- **TASK OBJECTIVE**
Note each line in the data holding the string "verified" and report it.

Excerpts from an interface dataset:
◇ ◇ ◇

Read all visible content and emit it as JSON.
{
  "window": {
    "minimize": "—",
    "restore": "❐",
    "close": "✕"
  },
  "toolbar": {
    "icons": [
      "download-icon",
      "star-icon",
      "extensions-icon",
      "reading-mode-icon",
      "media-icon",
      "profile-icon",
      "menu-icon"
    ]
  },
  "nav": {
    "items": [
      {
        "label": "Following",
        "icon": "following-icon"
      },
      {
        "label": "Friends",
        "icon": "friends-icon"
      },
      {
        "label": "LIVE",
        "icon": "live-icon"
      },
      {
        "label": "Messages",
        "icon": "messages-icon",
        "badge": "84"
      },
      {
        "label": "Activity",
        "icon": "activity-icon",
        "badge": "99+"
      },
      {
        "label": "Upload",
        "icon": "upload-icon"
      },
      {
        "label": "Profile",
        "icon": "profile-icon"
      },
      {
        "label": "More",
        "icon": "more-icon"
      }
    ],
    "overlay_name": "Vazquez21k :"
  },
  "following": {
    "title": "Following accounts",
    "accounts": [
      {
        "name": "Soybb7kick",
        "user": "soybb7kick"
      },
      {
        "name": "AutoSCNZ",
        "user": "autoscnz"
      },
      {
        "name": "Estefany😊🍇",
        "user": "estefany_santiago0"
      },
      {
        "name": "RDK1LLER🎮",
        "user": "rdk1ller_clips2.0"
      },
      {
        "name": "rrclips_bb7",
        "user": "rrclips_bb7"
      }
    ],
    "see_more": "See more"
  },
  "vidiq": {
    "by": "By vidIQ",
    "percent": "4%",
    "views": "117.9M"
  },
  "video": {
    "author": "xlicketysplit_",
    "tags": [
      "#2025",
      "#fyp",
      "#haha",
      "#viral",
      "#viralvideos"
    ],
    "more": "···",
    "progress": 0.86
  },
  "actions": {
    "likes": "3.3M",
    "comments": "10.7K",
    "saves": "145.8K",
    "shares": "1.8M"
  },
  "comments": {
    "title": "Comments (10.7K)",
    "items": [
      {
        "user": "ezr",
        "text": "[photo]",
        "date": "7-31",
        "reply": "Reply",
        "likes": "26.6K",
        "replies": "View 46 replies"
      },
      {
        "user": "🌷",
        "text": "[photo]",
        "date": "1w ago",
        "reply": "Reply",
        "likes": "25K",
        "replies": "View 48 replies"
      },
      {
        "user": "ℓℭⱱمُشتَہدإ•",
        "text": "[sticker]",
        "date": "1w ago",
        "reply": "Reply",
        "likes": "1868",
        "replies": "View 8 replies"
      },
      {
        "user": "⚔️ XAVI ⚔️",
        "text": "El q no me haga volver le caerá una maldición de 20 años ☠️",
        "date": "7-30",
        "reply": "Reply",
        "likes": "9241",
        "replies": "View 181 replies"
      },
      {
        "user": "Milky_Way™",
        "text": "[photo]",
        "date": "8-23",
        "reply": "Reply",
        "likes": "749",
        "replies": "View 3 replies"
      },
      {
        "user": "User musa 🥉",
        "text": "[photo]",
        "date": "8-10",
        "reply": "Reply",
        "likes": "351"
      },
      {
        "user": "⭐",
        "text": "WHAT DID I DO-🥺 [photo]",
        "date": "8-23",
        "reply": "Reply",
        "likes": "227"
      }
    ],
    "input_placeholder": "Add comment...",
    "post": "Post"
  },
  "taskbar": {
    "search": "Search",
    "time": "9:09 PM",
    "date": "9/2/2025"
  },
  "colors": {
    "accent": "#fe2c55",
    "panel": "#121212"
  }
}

◇ ◇ ◇

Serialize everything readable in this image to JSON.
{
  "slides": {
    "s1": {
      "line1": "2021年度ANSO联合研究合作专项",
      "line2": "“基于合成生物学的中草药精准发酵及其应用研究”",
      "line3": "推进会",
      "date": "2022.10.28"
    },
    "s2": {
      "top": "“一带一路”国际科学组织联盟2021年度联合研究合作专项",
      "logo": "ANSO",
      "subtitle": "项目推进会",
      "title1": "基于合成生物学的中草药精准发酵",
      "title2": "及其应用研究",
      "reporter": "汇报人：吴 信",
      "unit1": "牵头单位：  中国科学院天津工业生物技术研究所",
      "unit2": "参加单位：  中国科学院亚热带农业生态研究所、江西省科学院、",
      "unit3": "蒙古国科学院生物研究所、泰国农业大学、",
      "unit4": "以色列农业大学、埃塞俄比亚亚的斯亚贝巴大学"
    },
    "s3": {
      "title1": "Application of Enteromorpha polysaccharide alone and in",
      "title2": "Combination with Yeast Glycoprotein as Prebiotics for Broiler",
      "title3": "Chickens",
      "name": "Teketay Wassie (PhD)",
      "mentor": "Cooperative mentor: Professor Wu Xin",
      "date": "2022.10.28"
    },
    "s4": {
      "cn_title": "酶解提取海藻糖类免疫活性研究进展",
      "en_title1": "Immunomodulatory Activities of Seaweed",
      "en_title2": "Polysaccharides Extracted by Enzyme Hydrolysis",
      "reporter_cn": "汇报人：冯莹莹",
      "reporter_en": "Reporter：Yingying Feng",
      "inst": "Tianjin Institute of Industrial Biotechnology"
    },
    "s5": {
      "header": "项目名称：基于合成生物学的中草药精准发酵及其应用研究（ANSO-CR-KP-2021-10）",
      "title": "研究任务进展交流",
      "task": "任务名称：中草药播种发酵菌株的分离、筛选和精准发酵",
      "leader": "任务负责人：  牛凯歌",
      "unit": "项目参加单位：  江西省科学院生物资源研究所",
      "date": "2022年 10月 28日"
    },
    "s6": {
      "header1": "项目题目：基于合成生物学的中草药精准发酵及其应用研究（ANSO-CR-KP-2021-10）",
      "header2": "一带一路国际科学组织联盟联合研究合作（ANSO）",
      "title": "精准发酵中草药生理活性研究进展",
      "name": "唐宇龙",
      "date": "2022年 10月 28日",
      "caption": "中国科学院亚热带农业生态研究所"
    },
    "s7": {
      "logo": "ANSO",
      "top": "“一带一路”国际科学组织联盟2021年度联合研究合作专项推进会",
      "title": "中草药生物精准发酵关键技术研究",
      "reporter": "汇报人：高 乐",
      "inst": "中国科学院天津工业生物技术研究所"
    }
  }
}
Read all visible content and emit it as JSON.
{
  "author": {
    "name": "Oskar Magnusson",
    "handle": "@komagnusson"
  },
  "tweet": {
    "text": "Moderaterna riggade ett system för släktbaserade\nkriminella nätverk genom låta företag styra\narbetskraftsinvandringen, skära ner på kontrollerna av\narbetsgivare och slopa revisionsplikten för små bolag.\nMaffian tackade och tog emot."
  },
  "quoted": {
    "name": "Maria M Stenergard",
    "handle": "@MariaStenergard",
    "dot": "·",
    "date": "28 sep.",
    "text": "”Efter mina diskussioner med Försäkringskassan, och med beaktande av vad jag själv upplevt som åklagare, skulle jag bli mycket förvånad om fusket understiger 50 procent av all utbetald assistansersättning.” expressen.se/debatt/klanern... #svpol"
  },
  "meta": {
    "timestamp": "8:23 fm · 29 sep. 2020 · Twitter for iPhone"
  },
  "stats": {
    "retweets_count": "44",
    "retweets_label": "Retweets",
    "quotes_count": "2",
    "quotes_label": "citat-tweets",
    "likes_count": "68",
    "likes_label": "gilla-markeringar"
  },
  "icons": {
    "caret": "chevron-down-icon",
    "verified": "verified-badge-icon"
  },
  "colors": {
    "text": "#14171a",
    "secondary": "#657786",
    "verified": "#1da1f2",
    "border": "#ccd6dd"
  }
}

◇ ◇ ◇

- **SOLVED PROBLEM**
    "verified": "verified-badge-icon"
    "verified": "#1da1f2",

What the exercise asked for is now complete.